(Extracted data entries)
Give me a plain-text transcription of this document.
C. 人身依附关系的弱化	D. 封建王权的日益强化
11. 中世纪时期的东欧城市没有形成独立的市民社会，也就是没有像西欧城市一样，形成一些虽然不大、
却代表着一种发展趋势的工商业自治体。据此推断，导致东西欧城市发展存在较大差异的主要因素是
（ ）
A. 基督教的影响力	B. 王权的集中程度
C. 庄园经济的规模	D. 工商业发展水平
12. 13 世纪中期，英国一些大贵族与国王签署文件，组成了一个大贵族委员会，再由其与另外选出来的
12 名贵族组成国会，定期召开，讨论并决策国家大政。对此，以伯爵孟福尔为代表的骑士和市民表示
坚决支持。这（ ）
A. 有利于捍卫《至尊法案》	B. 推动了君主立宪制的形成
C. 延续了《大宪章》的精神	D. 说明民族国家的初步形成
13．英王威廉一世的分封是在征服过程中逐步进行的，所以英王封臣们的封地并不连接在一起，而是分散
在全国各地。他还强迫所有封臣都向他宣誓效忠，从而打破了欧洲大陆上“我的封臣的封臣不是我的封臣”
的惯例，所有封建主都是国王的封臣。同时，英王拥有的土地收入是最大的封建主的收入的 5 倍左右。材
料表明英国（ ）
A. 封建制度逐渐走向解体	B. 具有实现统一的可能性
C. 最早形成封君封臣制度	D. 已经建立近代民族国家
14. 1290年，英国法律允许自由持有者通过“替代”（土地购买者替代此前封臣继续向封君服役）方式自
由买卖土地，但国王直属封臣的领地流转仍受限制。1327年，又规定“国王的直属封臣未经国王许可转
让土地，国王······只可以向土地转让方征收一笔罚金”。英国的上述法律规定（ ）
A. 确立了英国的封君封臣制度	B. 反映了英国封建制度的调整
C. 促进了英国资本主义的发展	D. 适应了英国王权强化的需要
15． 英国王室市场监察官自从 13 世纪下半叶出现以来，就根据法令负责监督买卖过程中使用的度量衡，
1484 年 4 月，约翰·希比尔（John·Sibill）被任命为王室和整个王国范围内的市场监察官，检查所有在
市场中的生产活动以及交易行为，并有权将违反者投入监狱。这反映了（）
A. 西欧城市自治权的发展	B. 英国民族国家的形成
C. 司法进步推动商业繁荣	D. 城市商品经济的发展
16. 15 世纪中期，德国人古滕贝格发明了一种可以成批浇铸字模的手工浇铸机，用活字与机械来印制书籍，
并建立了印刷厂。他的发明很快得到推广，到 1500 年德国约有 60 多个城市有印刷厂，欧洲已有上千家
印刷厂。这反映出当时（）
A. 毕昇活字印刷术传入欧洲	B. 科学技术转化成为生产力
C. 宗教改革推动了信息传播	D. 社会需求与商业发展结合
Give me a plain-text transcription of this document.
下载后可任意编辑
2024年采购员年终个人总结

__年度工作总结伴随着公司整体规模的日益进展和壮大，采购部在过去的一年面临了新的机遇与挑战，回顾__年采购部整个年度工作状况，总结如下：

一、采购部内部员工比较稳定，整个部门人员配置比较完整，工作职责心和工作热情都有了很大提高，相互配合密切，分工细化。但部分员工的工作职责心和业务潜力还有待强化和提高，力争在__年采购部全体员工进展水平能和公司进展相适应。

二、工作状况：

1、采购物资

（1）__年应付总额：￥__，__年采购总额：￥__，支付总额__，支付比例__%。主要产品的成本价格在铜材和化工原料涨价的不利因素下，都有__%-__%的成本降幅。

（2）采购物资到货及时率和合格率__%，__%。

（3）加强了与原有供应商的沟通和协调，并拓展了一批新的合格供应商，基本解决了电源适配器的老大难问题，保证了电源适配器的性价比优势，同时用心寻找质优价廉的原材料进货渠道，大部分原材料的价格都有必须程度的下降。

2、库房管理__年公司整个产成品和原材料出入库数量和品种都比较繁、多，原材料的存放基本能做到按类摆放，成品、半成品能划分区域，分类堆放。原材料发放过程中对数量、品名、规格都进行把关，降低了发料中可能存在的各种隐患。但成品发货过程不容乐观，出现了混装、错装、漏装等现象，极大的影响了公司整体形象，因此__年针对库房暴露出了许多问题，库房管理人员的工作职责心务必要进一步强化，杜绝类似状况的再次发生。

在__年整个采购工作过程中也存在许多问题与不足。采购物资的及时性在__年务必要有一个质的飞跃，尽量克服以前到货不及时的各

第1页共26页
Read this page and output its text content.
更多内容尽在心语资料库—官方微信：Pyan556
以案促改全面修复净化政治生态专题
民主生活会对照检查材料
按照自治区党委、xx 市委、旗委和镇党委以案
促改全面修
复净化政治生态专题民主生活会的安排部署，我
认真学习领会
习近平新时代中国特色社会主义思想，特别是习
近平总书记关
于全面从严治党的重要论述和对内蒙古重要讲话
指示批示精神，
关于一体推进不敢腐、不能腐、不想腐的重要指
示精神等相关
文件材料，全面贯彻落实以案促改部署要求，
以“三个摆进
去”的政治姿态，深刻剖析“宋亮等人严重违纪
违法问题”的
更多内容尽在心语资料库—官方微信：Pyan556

> Exercise
Without leaving anything out, quote all the data.

> Completed exercise
Give me a plain-text transcription of this document.
C. 人身依附关系的弱化	D. 封建王权的日益强化
11. 中世纪时期的东欧城市没有形成独立的市民社会，也就是没有像西欧城市一样，形成一些虽然不大、
却代表着一种发展趋势的工商业自治体。据此推断，导致东西欧城市发展存在较大差异的主要因素是
（ ）
A. 基督教的影响力	B. 王权的集中程度
C. 庄园经济的规模	D. 工商业发展水平
12. 13 世纪中期，英国一些大贵族与国王签署文件，组成了一个大贵族委员会，再由其与另外选出来的
12 名贵族组成国会，定期召开，讨论并决策国家大政。对此，以伯爵孟福尔为代表的骑士和市民表示
坚决支持。这（ ）
A. 有利于捍卫《至尊法案》	B. 推动了君主立宪制的形成
C. 延续了《大宪章》的精神	D. 说明民族国家的初步形成
13．英王威廉一世的分封是在征服过程中逐步进行的，所以英王封臣们的封地并不连接在一起，而是分散
在全国各地。他还强迫所有封臣都向他宣誓效忠，从而打破了欧洲大陆上“我的封臣的封臣不是我的封臣”
的惯例，所有封建主都是国王的封臣。同时，英王拥有的土地收入是最大的封建主的收入的 5 倍左右。材
料表明英国（ ）
A. 封建制度逐渐走向解体	B. 具有实现统一的可能性
C. 最早形成封君封臣制度	D. 已经建立近代民族国家
14. 1290年，英国法律允许自由持有者通过“替代”（土地购买者替代此前封臣继续向封君服役）方式自
由买卖土地，但国王直属封臣的领地流转仍受限制。1327年，又规定“国王的直属封臣未经国王许可转
让土地，国王······只可以向土地转让方征收一笔罚金”。英国的上述法律规定（ ）
A. 确立了英国的封君封臣制度	B. 反映了英国封建制度的调整
C. 促进了英国资本主义的发展	D. 适应了英国王权强化的需要
15． 英国王室市场监察官自从 13 世纪下半叶出现以来，就根据法令负责监督买卖过程中使用的度量衡，
1484 年 4 月，约翰·希比尔（John·Sibill）被任命为王室和整个王国范围内的市场监察官，检查所有在
市场中的生产活动以及交易行为，并有权将违反者投入监狱。这反映了（）
A. 西欧城市自治权的发展	B. 英国民族国家的形成
C. 司法进步推动商业繁荣	D. 城市商品经济的发展
16. 15 世纪中期，德国人古滕贝格发明了一种可以成批浇铸字模的手工浇铸机，用活字与机械来印制书籍，
并建立了印刷厂。他的发明很快得到推广，到 1500 年德国约有 60 多个城市有印刷厂，欧洲已有上千家
印刷厂。这反映出当时（）
A. 毕昇活字印刷术传入欧洲	B. 科学技术转化成为生产力
C. 宗教改革推动了信息传播	D. 社会需求与商业发展结合
Give me a plain-text transcription of this document.
下载后可任意编辑
2024年采购员年终个人总结

__年度工作总结伴随着公司整体规模的日益进展和壮大，采购部在过去的一年面临了新的机遇与挑战，回顾__年采购部整个年度工作状况，总结如下：

一、采购部内部员工比较稳定，整个部门人员配置比较完整，工作职责心和工作热情都有了很大提高，相互配合密切，分工细化。但部分员工的工作职责心和业务潜力还有待强化和提高，力争在__年采购部全体员工进展水平能和公司进展相适应。

二、工作状况：

1、采购物资

（1）__年应付总额：￥__，__年采购总额：￥__，支付总额__，支付比例__%。主要产品的成本价格在铜材和化工原料涨价的不利因素下，都有__%-__%的成本降幅。

（2）采购物资到货及时率和合格率__%，__%。

（3）加强了与原有供应商的沟通和协调，并拓展了一批新的合格供应商，基本解决了电源适配器的老大难问题，保证了电源适配器的性价比优势，同时用心寻找质优价廉的原材料进货渠道，大部分原材料的价格都有必须程度的下降。

2、库房管理__年公司整个产成品和原材料出入库数量和品种都比较繁、多，原材料的存放基本能做到按类摆放，成品、半成品能划分区域，分类堆放。原材料发放过程中对数量、品名、规格都进行把关，降低了发料中可能存在的各种隐患。但成品发货过程不容乐观，出现了混装、错装、漏装等现象，极大的影响了公司整体形象，因此__年针对库房暴露出了许多问题，库房管理人员的工作职责心务必要进一步强化，杜绝类似状况的再次发生。

在__年整个采购工作过程中也存在许多问题与不足。采购物资的及时性在__年务必要有一个质的飞跃，尽量克服以前到货不及时的各

第1页共26页
Read this page and output its text content.
更多内容尽在心语资料库—官方微信：Pyan556
以案促改全面修复净化政治生态专题
民主生活会对照检查材料
按照自治区党委、xx 市委、旗委和镇党委以案
促改全面修
复净化政治生态专题民主生活会的安排部署，我
认真学习领会
习近平新时代中国特色社会主义思想，特别是习
近平总书记关
于全面从严治党的重要论述和对内蒙古重要讲话
指示批示精神，
关于一体推进不敢腐、不能腐、不想腐的重要指
示精神等相关
文件材料，全面贯彻落实以案促改部署要求，
以“三个摆进
去”的政治姿态，深刻剖析“宋亮等人严重违纪
违法问题”的
更多内容尽在心语资料库—官方微信：Pyan556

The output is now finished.